-- Directive --
The data below should be restated word for word, with every picture omitted.

-- Stored rows --
· · ·
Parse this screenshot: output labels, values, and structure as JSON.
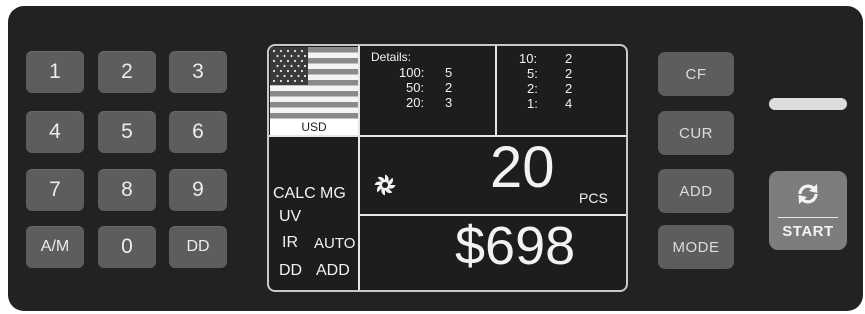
{
  "keypad": {
    "keys": [
      "1",
      "2",
      "3",
      "4",
      "5",
      "6",
      "7",
      "8",
      "9",
      "A/M",
      "0",
      "DD"
    ]
  },
  "right_buttons": {
    "cf": "CF",
    "cur": "CUR",
    "add": "ADD",
    "mode": "MODE"
  },
  "start_button": {
    "label": "START"
  },
  "display": {
    "currency": "USD",
    "details_title": "Details:",
    "details_left": [
      {
        "denom": "100:",
        "count": "5"
      },
      {
        "denom": "50:",
        "count": "2"
      },
      {
        "denom": "20:",
        "count": "3"
      }
    ],
    "details_right": [
      {
        "denom": "10:",
        "count": "2"
      },
      {
        "denom": "5:",
        "count": "2"
      },
      {
        "denom": "2:",
        "count": "2"
      },
      {
        "denom": "1:",
        "count": "4"
      }
    ],
    "modes": {
      "calc": "CALC",
      "mg": "MG",
      "uv": "UV",
      "ir": "IR",
      "auto": "AUTO",
      "dd": "DD",
      "add": "ADD"
    },
    "pieces": "20",
    "pieces_unit": "PCS",
    "amount": "$698"
  },
  "colors": {
    "panel": "#222222",
    "key": "#5d5d5d",
    "start": "#7d7d7d",
    "screen": "#1d1d1d"
  },
  "icons": [
    "fan-icon",
    "refresh-icon",
    "us-flag"
  ]
}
· · ·
-- Task response --
Parse this screenshot: output labels, values, and structure as JSON.
{
  "keypad": {
    "keys": [
      "1",
      "2",
      "3",
      "4",
      "5",
      "6",
      "7",
      "8",
      "9",
      "A/M",
      "0",
      "DD"
    ]
  },
  "right_buttons": {
    "cf": "CF",
    "cur": "CUR",
    "add": "ADD",
    "mode": "MODE"
  },
  "start_button": {
    "label": "START"
  },
  "display": {
    "currency": "USD",
    "details_title": "Details:",
    "details_left": [
      {
        "denom": "100:",
        "count": "5"
      },
      {
        "denom": "50:",
        "count": "2"
      },
      {
        "denom": "20:",
        "count": "3"
      }
    ],
    "details_right": [
      {
        "denom": "10:",
        "count": "2"
      },
      {
        "denom": "5:",
        "count": "2"
      },
      {
        "denom": "2:",
        "count": "2"
      },
      {
        "denom": "1:",
        "count": "4"
      }
    ],
    "modes": {
      "calc": "CALC",
      "mg": "MG",
      "uv": "UV",
      "ir": "IR",
      "auto": "AUTO",
      "dd": "DD",
      "add": "ADD"
    },
    "pieces": "20",
    "pieces_unit": "PCS",
    "amount": "$698"
  },
  "colors": {
    "panel": "#222222",
    "key": "#5d5d5d",
    "start": "#7d7d7d",
    "screen": "#1d1d1d"
  },
  "icons": [
    "fan-icon",
    "refresh-icon",
    "us-flag"
  ]
}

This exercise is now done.